WHAT THE EXERCISE ASKS: In the material below, identify each line bearing the word "equipment". Reproduce those lines.

ENTRIES:

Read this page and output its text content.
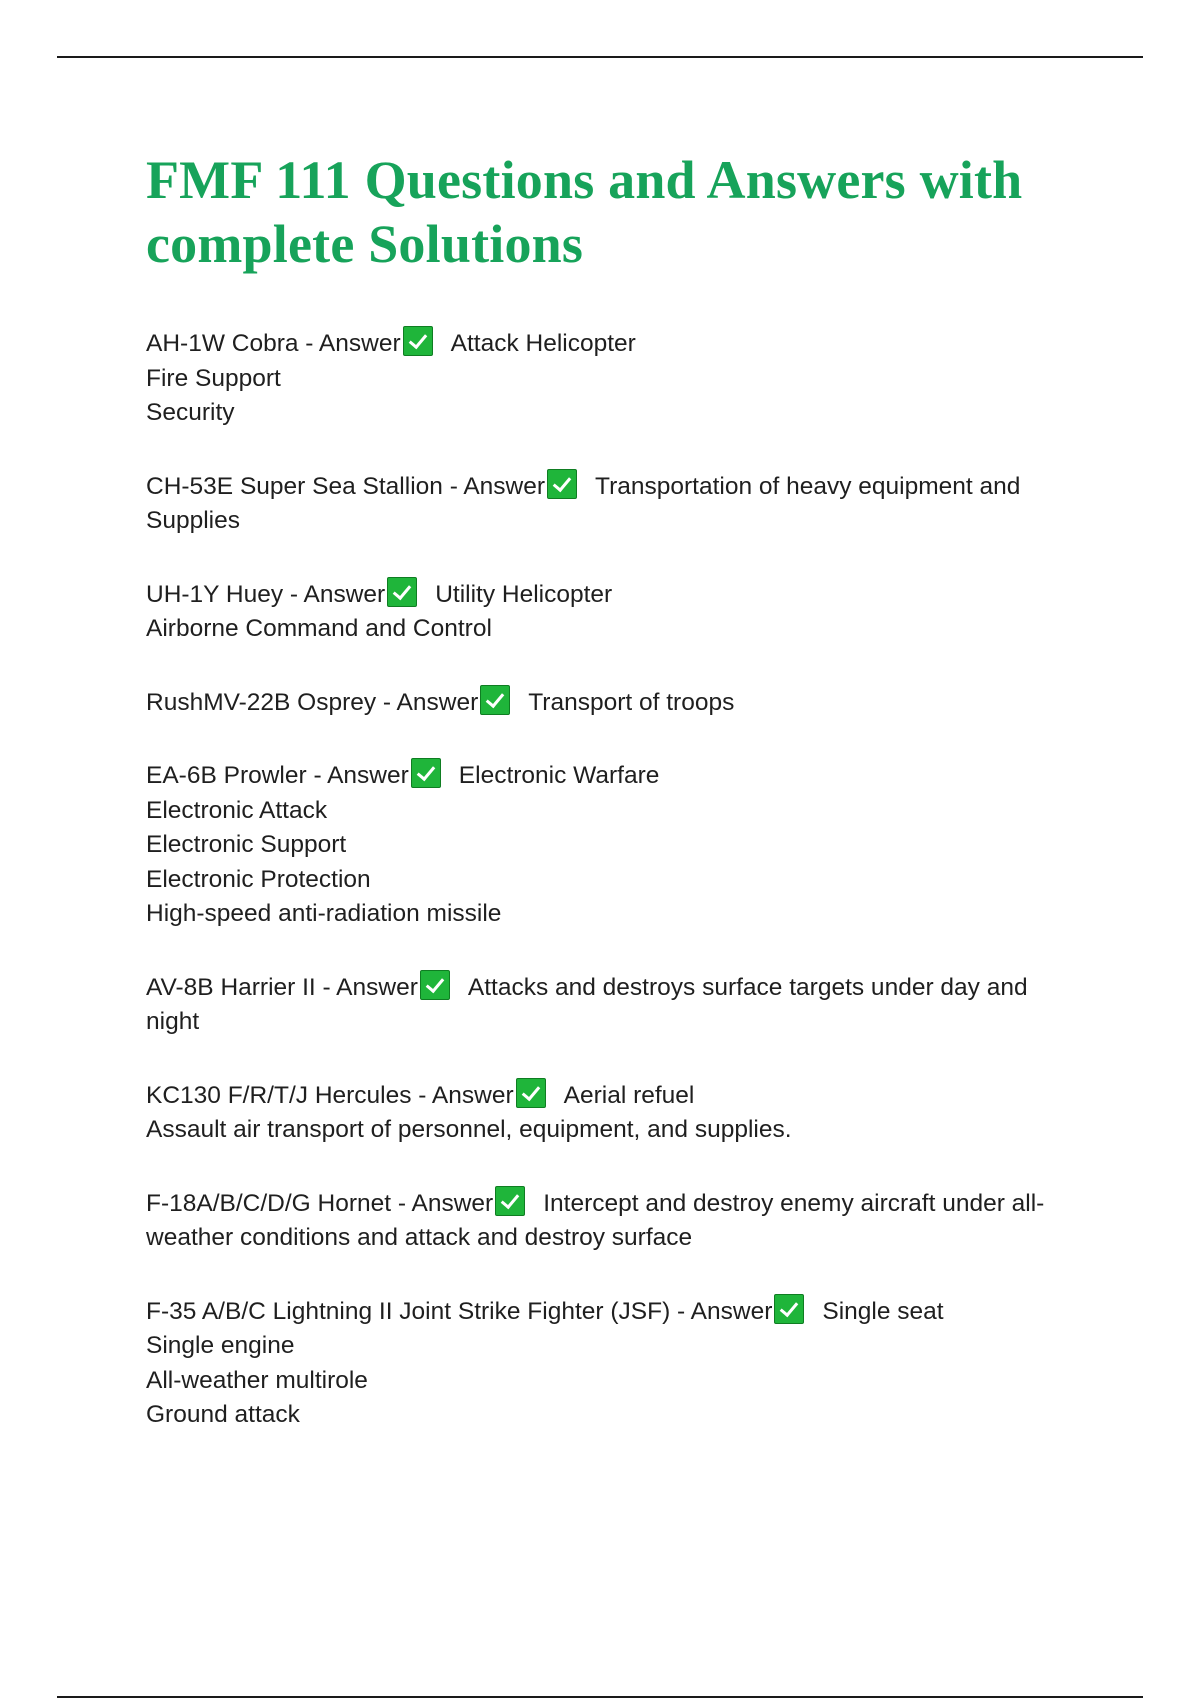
FMF 111 Questions and Answers with complete Solutions
AH-1W Cobra - Answer Attack Helicopter
Fire Support
Security
CH-53E Super Sea Stallion - Answer Transportation of heavy equipment and Supplies
UH-1Y Huey - Answer Utility Helicopter
Airborne Command and Control
RushMV-22B Osprey - Answer Transport of troops
EA-6B Prowler - Answer Electronic Warfare
Electronic Attack
Electronic Support
Electronic Protection
High-speed anti-radiation missile
AV-8B Harrier II - Answer Attacks and destroys surface targets under day and night
KC130 F/R/T/J Hercules - Answer Aerial refuel
Assault air transport of personnel, equipment, and supplies.
F-18A/B/C/D/G Hornet - Answer Intercept and destroy enemy aircraft under all-weather conditions and attack and destroy surface
F-35 A/B/C Lightning II Joint Strike Fighter (JSF) - Answer Single seat
Single engine
All-weather multirole
Ground attack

ANSWER TO THE EXERCISE:
CH-53E Super Sea Stallion - Answer Transportation of heavy equipment and Supplies
Assault air transport of personnel, equipment, and supplies.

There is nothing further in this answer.